• **Stored records**
╔══
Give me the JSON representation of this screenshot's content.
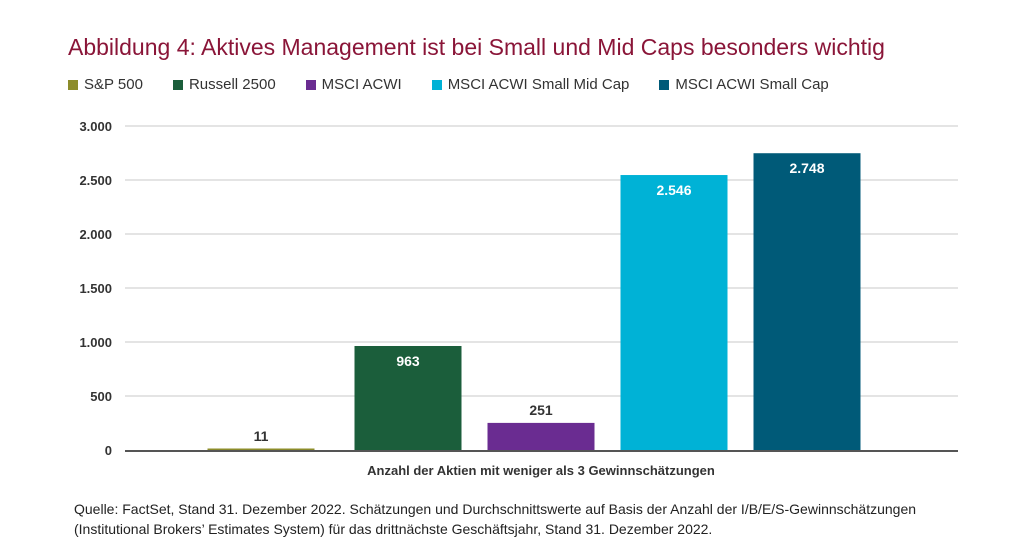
{
  "chart_data": {
    "type": "bar",
    "title": "Abbildung 4: Aktives Management ist bei Small und Mid Caps besonders wichtig",
    "categories": [
      "S&P 500",
      "Russell 2500",
      "MSCI ACWI",
      "MSCI ACWI Small Mid Cap",
      "MSCI ACWI Small Cap"
    ],
    "values": [
      11,
      963,
      251,
      2546,
      2748
    ],
    "value_labels": [
      "11",
      "963",
      "251",
      "2.546",
      "2.748"
    ],
    "colors": [
      "#8c8c2a",
      "#1b5e3b",
      "#6a2c91",
      "#00b2d6",
      "#005a78"
    ],
    "legend": [
      "S&P 500",
      "Russell 2500",
      "MSCI ACWI",
      "MSCI ACWI Small Mid Cap",
      "MSCI ACWI Small Cap"
    ],
    "legend_placement": "top-left",
    "xlabel": "Anzahl der Aktien mit weniger als 3 Gewinnschätzungen",
    "ylabel": "",
    "ylim": [
      0,
      3000
    ],
    "yticks": [
      0,
      500,
      1000,
      1500,
      2000,
      2500,
      3000
    ],
    "ytick_labels": [
      "0",
      "500",
      "1.000",
      "1.500",
      "2.000",
      "2.500",
      "3.000"
    ],
    "grid": true
  },
  "source_note": "Quelle: FactSet, Stand 31. Dezember 2022. Schätzungen und Durchschnittswerte auf Basis der Anzahl der I/B/E/S-Gewinnschätzungen (Institutional Brokers’ Estimates System) für das drittnächste Geschäftsjahr, Stand 31. Dezember 2022."
}
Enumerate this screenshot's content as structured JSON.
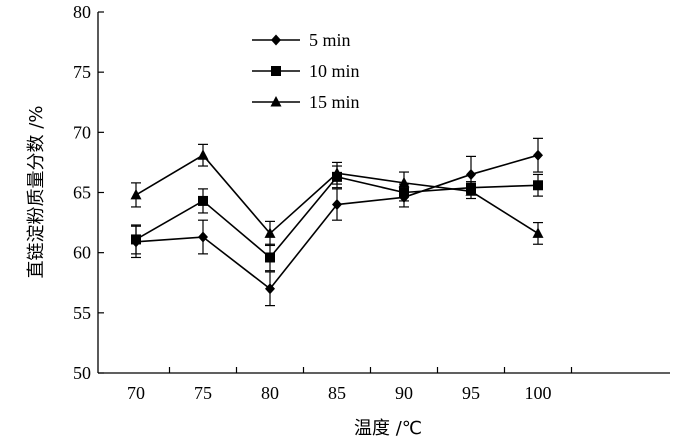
{
  "chart_data": {
    "type": "line",
    "title": "",
    "xlabel": "温度 /℃",
    "ylabel": "直链淀粉质量分数 /%",
    "categories": [
      "70",
      "75",
      "80",
      "85",
      "90",
      "95",
      "100"
    ],
    "ylim": [
      50,
      80
    ],
    "yticks": [
      "50",
      "55",
      "60",
      "65",
      "70",
      "75",
      "80"
    ],
    "grid": false,
    "legend_position": "top-left",
    "series": [
      {
        "name": "5 min",
        "marker": "diamond",
        "values": [
          60.9,
          61.3,
          57.0,
          64.0,
          64.6,
          66.5,
          68.1
        ],
        "errors": [
          1.3,
          1.4,
          1.4,
          1.3,
          0.8,
          1.5,
          1.4
        ]
      },
      {
        "name": "10 min",
        "marker": "square",
        "values": [
          61.1,
          64.3,
          59.6,
          66.3,
          65.0,
          65.4,
          65.6
        ],
        "errors": [
          1.2,
          1.0,
          1.1,
          0.9,
          0.7,
          0.5,
          0.9
        ]
      },
      {
        "name": "15 min",
        "marker": "triangle",
        "values": [
          64.8,
          68.1,
          61.6,
          66.6,
          65.8,
          65.1,
          61.6
        ],
        "errors": [
          1.0,
          0.9,
          1.0,
          0.9,
          0.9,
          0.6,
          0.9
        ]
      }
    ]
  }
}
╚══
• **Challenge**
Nothing but the pictures may be dropped; output the records above exactly.

• **The reply**
Give me the JSON representation of this screenshot's content.
{
  "chart_data": {
    "type": "bar",
    "title": "Abbildung 4: Aktives Management ist bei Small und Mid Caps besonders wichtig",
    "categories": [
      "S&P 500",
      "Russell 2500",
      "MSCI ACWI",
      "MSCI ACWI Small Mid Cap",
      "MSCI ACWI Small Cap"
    ],
    "values": [
      11,
      963,
      251,
      2546,
      2748
    ],
    "value_labels": [
      "11",
      "963",
      "251",
      "2.546",
      "2.748"
    ],
    "colors": [
      "#8c8c2a",
      "#1b5e3b",
      "#6a2c91",
      "#00b2d6",
      "#005a78"
    ],
    "legend": [
      "S&P 500",
      "Russell 2500",
      "MSCI ACWI",
      "MSCI ACWI Small Mid Cap",
      "MSCI ACWI Small Cap"
    ],
    "legend_placement": "top-left",
    "xlabel": "Anzahl der Aktien mit weniger als 3 Gewinnschätzungen",
    "ylabel": "",
    "ylim": [
      0,
      3000
    ],
    "yticks": [
      0,
      500,
      1000,
      1500,
      2000,
      2500,
      3000
    ],
    "ytick_labels": [
      "0",
      "500",
      "1.000",
      "1.500",
      "2.000",
      "2.500",
      "3.000"
    ],
    "grid": true
  },
  "source_note": "Quelle: FactSet, Stand 31. Dezember 2022. Schätzungen und Durchschnittswerte auf Basis der Anzahl der I/B/E/S-Gewinnschätzungen (Institutional Brokers’ Estimates System) für das drittnächste Geschäftsjahr, Stand 31. Dezember 2022."
}
Enumerate this screenshot's content as structured JSON.
{
  "chart_data": {
    "type": "line",
    "title": "",
    "xlabel": "温度 /℃",
    "ylabel": "直链淀粉质量分数 /%",
    "categories": [
      "70",
      "75",
      "80",
      "85",
      "90",
      "95",
      "100"
    ],
    "ylim": [
      50,
      80
    ],
    "yticks": [
      "50",
      "55",
      "60",
      "65",
      "70",
      "75",
      "80"
    ],
    "grid": false,
    "legend_position": "top-left",
    "series": [
      {
        "name": "5 min",
        "marker": "diamond",
        "values": [
          60.9,
          61.3,
          57.0,
          64.0,
          64.6,
          66.5,
          68.1
        ],
        "errors": [
          1.3,
          1.4,
          1.4,
          1.3,
          0.8,
          1.5,
          1.4
        ]
      },
      {
        "name": "10 min",
        "marker": "square",
        "values": [
          61.1,
          64.3,
          59.6,
          66.3,
          65.0,
          65.4,
          65.6
        ],
        "errors": [
          1.2,
          1.0,
          1.1,
          0.9,
          0.7,
          0.5,
          0.9
        ]
      },
      {
        "name": "15 min",
        "marker": "triangle",
        "values": [
          64.8,
          68.1,
          61.6,
          66.6,
          65.8,
          65.1,
          61.6
        ],
        "errors": [
          1.0,
          0.9,
          1.0,
          0.9,
          0.9,
          0.6,
          0.9
        ]
      }
    ]
  }
}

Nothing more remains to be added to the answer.